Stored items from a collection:
______________________________

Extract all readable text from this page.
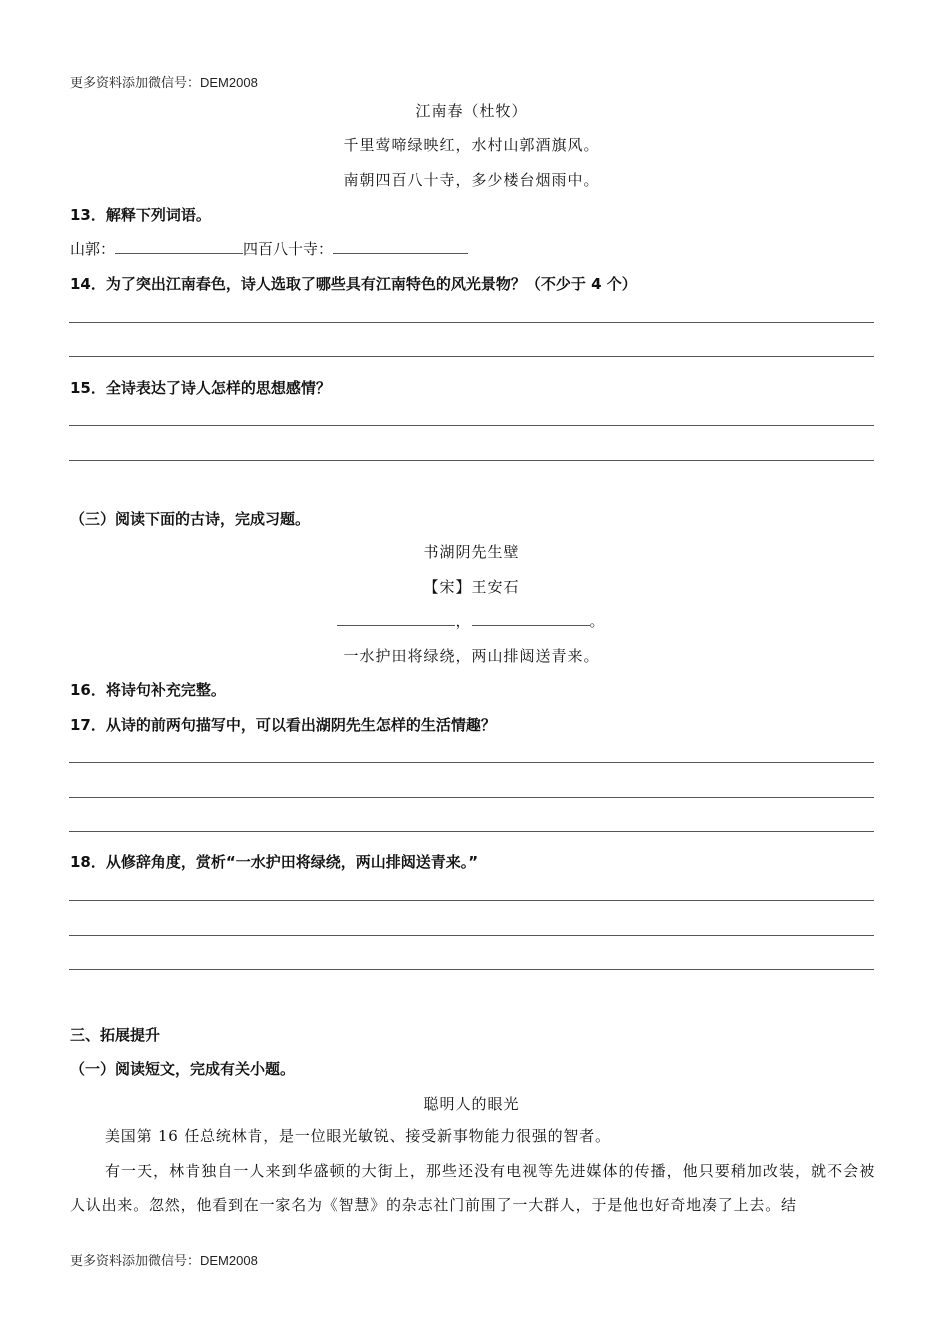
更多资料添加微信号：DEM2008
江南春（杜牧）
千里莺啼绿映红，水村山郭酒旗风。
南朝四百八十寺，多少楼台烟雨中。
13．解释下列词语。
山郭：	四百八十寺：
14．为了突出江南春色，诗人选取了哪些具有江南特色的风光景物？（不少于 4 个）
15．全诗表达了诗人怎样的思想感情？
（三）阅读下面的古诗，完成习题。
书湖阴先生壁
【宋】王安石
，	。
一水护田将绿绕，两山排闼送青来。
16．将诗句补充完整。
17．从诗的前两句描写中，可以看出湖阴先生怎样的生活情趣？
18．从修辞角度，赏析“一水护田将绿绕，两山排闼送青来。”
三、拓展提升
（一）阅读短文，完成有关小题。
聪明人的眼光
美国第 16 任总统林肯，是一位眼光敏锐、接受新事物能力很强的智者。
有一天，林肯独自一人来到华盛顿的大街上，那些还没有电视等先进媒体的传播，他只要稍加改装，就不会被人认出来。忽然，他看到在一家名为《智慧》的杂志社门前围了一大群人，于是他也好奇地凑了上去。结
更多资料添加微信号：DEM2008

______________________________

• _WHAT YOU NEED TO DO_: Pictures appear in the records above. Output everything except them, exactly.

• _RESPONSE_:
Extract all readable text from this page.
更多资料添加微信号：DEM2008
江南春（杜牧）
千里莺啼绿映红，水村山郭酒旗风。
南朝四百八十寺，多少楼台烟雨中。
13．解释下列词语。
山郭：	四百八十寺：
14．为了突出江南春色，诗人选取了哪些具有江南特色的风光景物？（不少于 4 个）
15．全诗表达了诗人怎样的思想感情？
（三）阅读下面的古诗，完成习题。
书湖阴先生壁
【宋】王安石
，	。
一水护田将绿绕，两山排闼送青来。
16．将诗句补充完整。
17．从诗的前两句描写中，可以看出湖阴先生怎样的生活情趣？
18．从修辞角度，赏析“一水护田将绿绕，两山排闼送青来。”
三、拓展提升
（一）阅读短文，完成有关小题。
聪明人的眼光
美国第 16 任总统林肯，是一位眼光敏锐、接受新事物能力很强的智者。
有一天，林肯独自一人来到华盛顿的大街上，那些还没有电视等先进媒体的传播，他只要稍加改装，就不会被人认出来。忽然，他看到在一家名为《智慧》的杂志社门前围了一大群人，于是他也好奇地凑了上去。结
更多资料添加微信号：DEM2008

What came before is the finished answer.